Reproduce the data exactly and drop any pictures it holds.

--------------------------------------------------

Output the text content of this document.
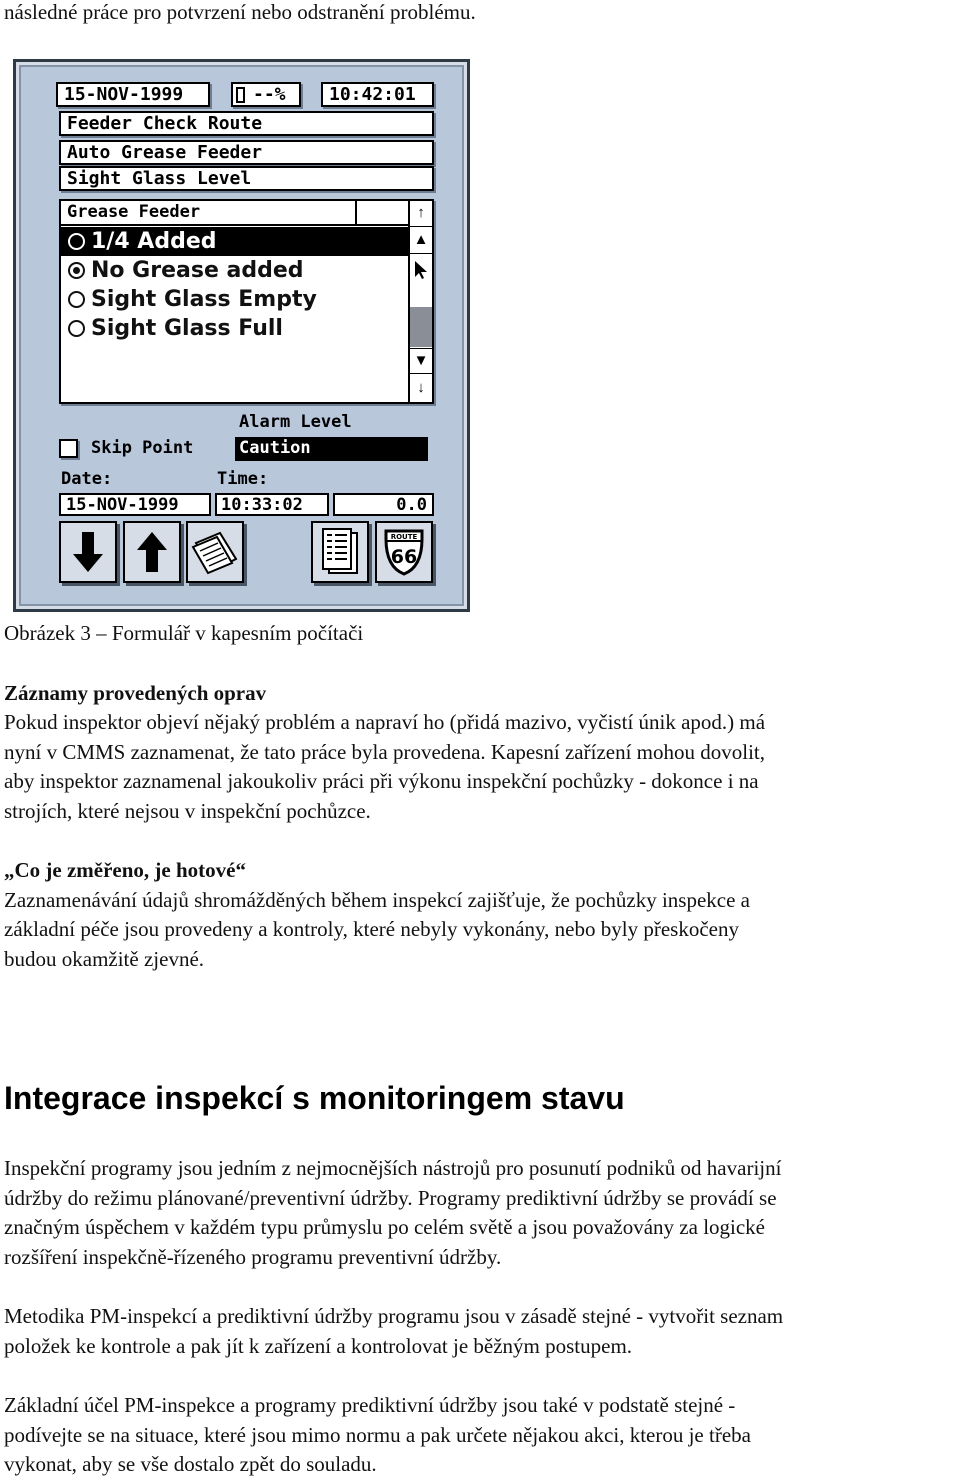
následné práce pro potvrzení nebo odstranění problému.
15-NOV-1999	--% 10:42:01
Feeder Check Route
Auto Grease Feeder
Sight Glass Level
Grease Feeder
1/4 Added
No Grease added
Sight Glass Empty
Sight Glass Full
↑
▲
▼
↓
Alarm Level
Skip Point	Caution
Date:	Time:
15-NOV-1999 10:33:02	0.0
ROUTE
66
Obrázek 3 – Formulář v kapesním počítači
Záznamy provedených oprav
Pokud inspektor objeví nějaký problém a napraví ho (přidá mazivo, vyčistí únik apod.) má
nyní v CMMS zaznamenat, že tato práce byla provedena. Kapesní zařízení mohou dovolit,
aby inspektor zaznamenal jakoukoliv práci při výkonu inspekční pochůzky - dokonce i na
strojích, které nejsou v inspekční pochůzce.
„Co je změřeno, je hotové“
Zaznamenávání údajů shromážděných během inspekcí zajišťuje, že pochůzky inspekce a
základní péče jsou provedeny a kontroly, které nebyly vykonány, nebo byly přeskočeny
budou okamžitě zjevné.
Integrace inspekcí s monitoringem stavu
Inspekční programy jsou jedním z nejmocnějších nástrojů pro posunutí podniků od havarijní
údržby do režimu plánované/preventivní údržby. Programy prediktivní údržby se provádí se
značným úspěchem v každém typu průmyslu po celém světě a jsou považovány za logické
rozšíření inspekčně-řízeného programu preventivní údržby.
Metodika PM-inspekcí a prediktivní údržby programu jsou v zásadě stejné - vytvořit seznam
položek ke kontrole a pak jít k zařízení a kontrolovat je běžným postupem.
Základní účel PM-inspekce a programy prediktivní údržby jsou také v podstatě stejné -
podívejte se na situace, které jsou mimo normu a pak určete nějakou akci, kterou je třeba
vykonat, aby se vše dostalo zpět do souladu.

--------------------------------------------------

* [Result for this exercise]
Output the text content of this document.
následné práce pro potvrzení nebo odstranění problému.
15-NOV-1999	--% 10:42:01
Feeder Check Route
Auto Grease Feeder
Sight Glass Level
Grease Feeder
1/4 Added
No Grease added
Sight Glass Empty
Sight Glass Full
↑
▲
▼
↓
Alarm Level
Skip Point	Caution
Date:	Time:
15-NOV-1999 10:33:02	0.0
ROUTE
66
Obrázek 3 – Formulář v kapesním počítači
Záznamy provedených oprav
Pokud inspektor objeví nějaký problém a napraví ho (přidá mazivo, vyčistí únik apod.) má
nyní v CMMS zaznamenat, že tato práce byla provedena. Kapesní zařízení mohou dovolit,
aby inspektor zaznamenal jakoukoliv práci při výkonu inspekční pochůzky - dokonce i na
strojích, které nejsou v inspekční pochůzce.
„Co je změřeno, je hotové“
Zaznamenávání údajů shromážděných během inspekcí zajišťuje, že pochůzky inspekce a
základní péče jsou provedeny a kontroly, které nebyly vykonány, nebo byly přeskočeny
budou okamžitě zjevné.
Integrace inspekcí s monitoringem stavu
Inspekční programy jsou jedním z nejmocnějších nástrojů pro posunutí podniků od havarijní
údržby do režimu plánované/preventivní údržby. Programy prediktivní údržby se provádí se
značným úspěchem v každém typu průmyslu po celém světě a jsou považovány za logické
rozšíření inspekčně-řízeného programu preventivní údržby.
Metodika PM-inspekcí a prediktivní údržby programu jsou v zásadě stejné - vytvořit seznam
položek ke kontrole a pak jít k zařízení a kontrolovat je běžným postupem.
Základní účel PM-inspekce a programy prediktivní údržby jsou také v podstatě stejné -
podívejte se na situace, které jsou mimo normu a pak určete nějakou akci, kterou je třeba
vykonat, aby se vše dostalo zpět do souladu.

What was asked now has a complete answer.